▶ Dataset records
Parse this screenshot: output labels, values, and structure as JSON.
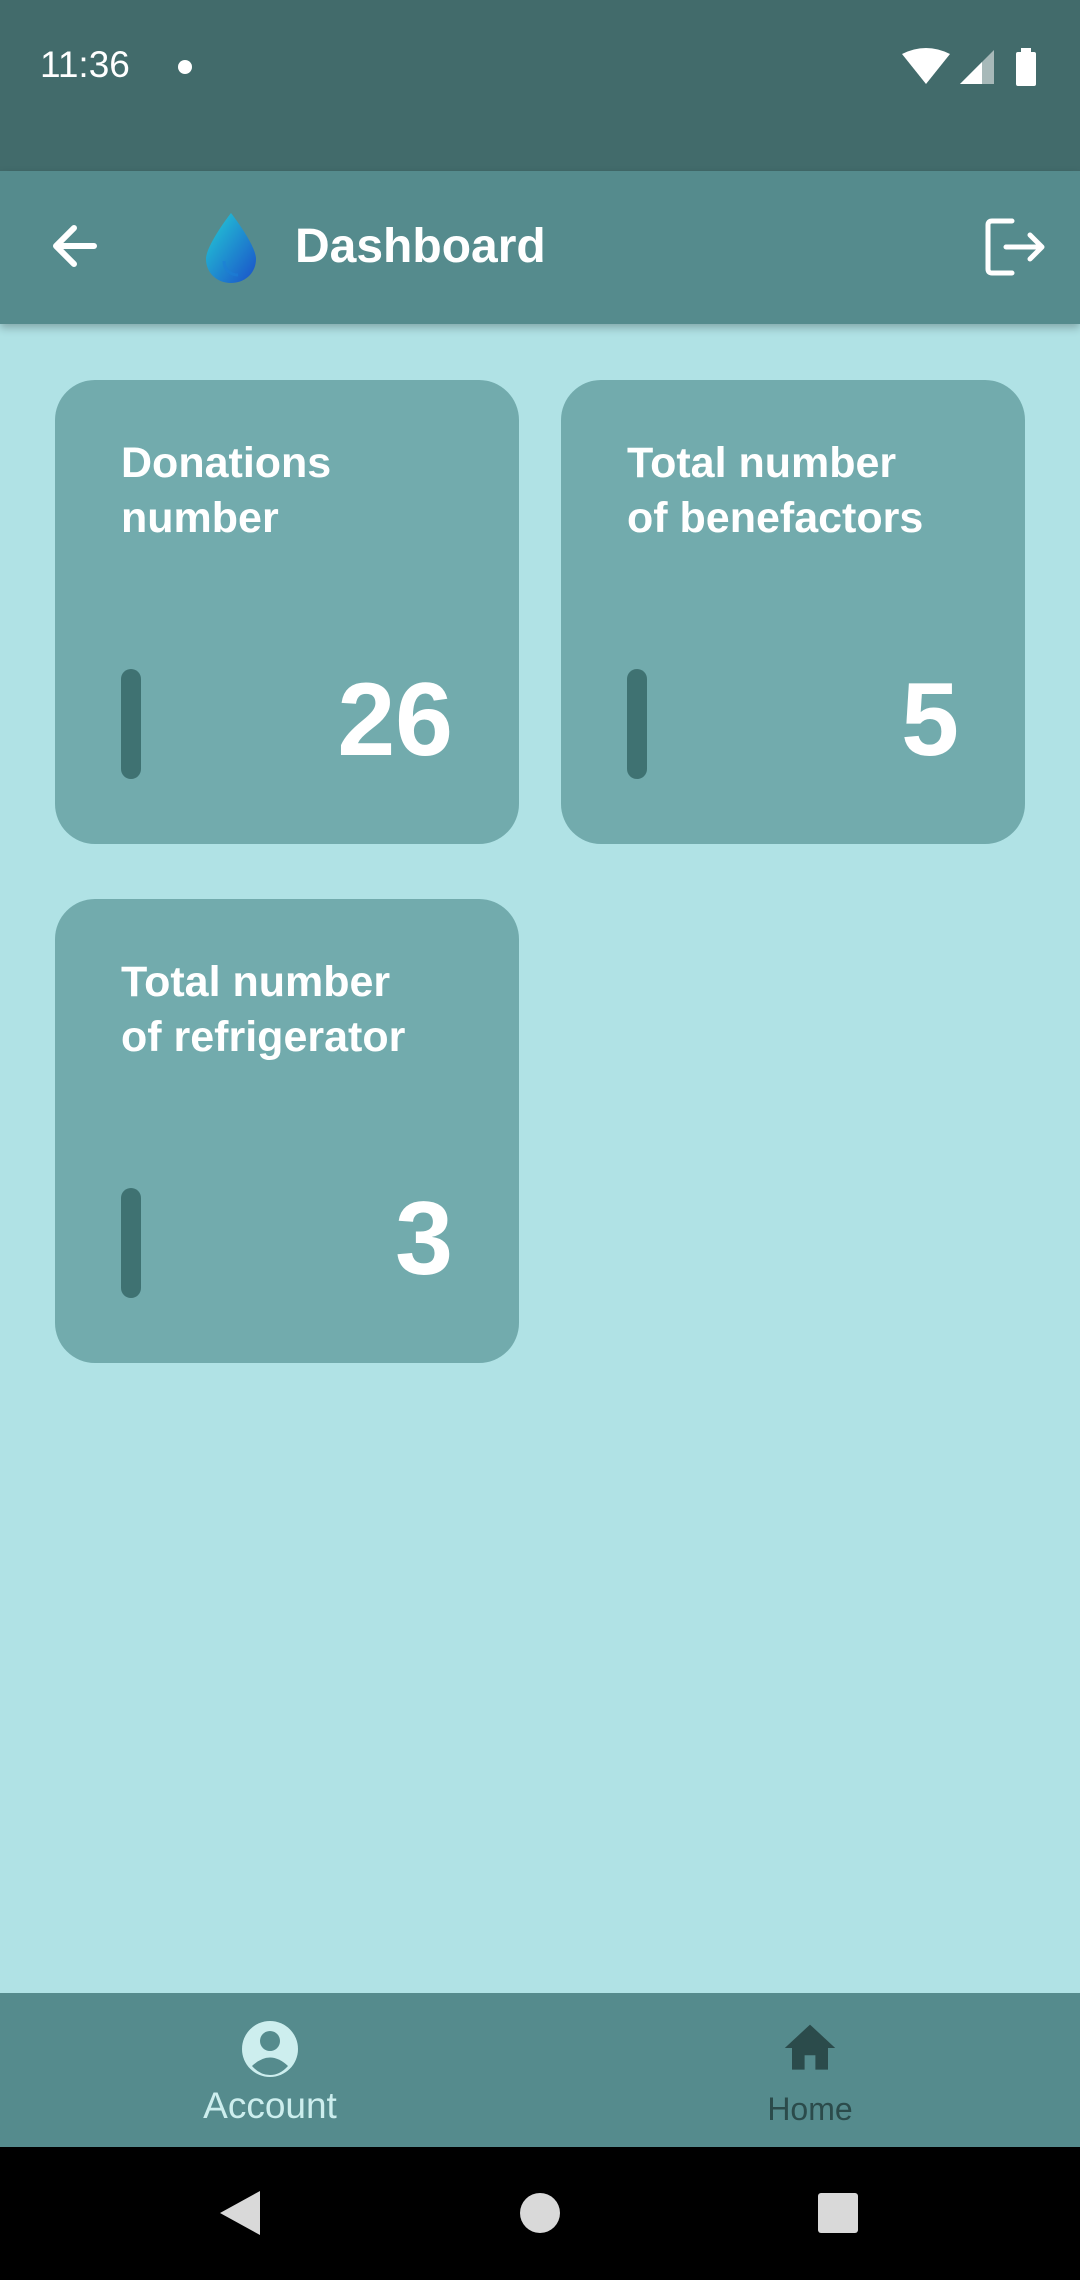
{
  "status_bar": {
    "time": "11:36"
  },
  "app_bar": {
    "title": "Dashboard"
  },
  "cards": [
    {
      "title_line1": "Donations",
      "title_line2": "number",
      "value": "26"
    },
    {
      "title_line1": "Total number",
      "title_line2": "of benefactors",
      "value": "5"
    },
    {
      "title_line1": "Total number",
      "title_line2": "of refrigerator",
      "value": "3"
    }
  ],
  "bottom_nav": {
    "items": [
      {
        "label": "Account",
        "icon": "account-circle-icon",
        "active": true
      },
      {
        "label": "Home",
        "icon": "home-icon",
        "active": false
      }
    ]
  },
  "colors": {
    "background": "#b0e2e5",
    "status_bar": "#426b6b",
    "app_bar": "#558b8d",
    "card": "#72abad",
    "card_bar": "#3f7272",
    "nav_active": "#cdeeee",
    "nav_inactive": "#2b4b4b"
  }
}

▶ JOB
Write the records above out again exactly, with no pictures in your copy.

▶ TASK RESULT
Parse this screenshot: output labels, values, and structure as JSON.
{
  "status_bar": {
    "time": "11:36"
  },
  "app_bar": {
    "title": "Dashboard"
  },
  "cards": [
    {
      "title_line1": "Donations",
      "title_line2": "number",
      "value": "26"
    },
    {
      "title_line1": "Total number",
      "title_line2": "of benefactors",
      "value": "5"
    },
    {
      "title_line1": "Total number",
      "title_line2": "of refrigerator",
      "value": "3"
    }
  ],
  "bottom_nav": {
    "items": [
      {
        "label": "Account",
        "icon": "account-circle-icon",
        "active": true
      },
      {
        "label": "Home",
        "icon": "home-icon",
        "active": false
      }
    ]
  },
  "colors": {
    "background": "#b0e2e5",
    "status_bar": "#426b6b",
    "app_bar": "#558b8d",
    "card": "#72abad",
    "card_bar": "#3f7272",
    "nav_active": "#cdeeee",
    "nav_inactive": "#2b4b4b"
  }
}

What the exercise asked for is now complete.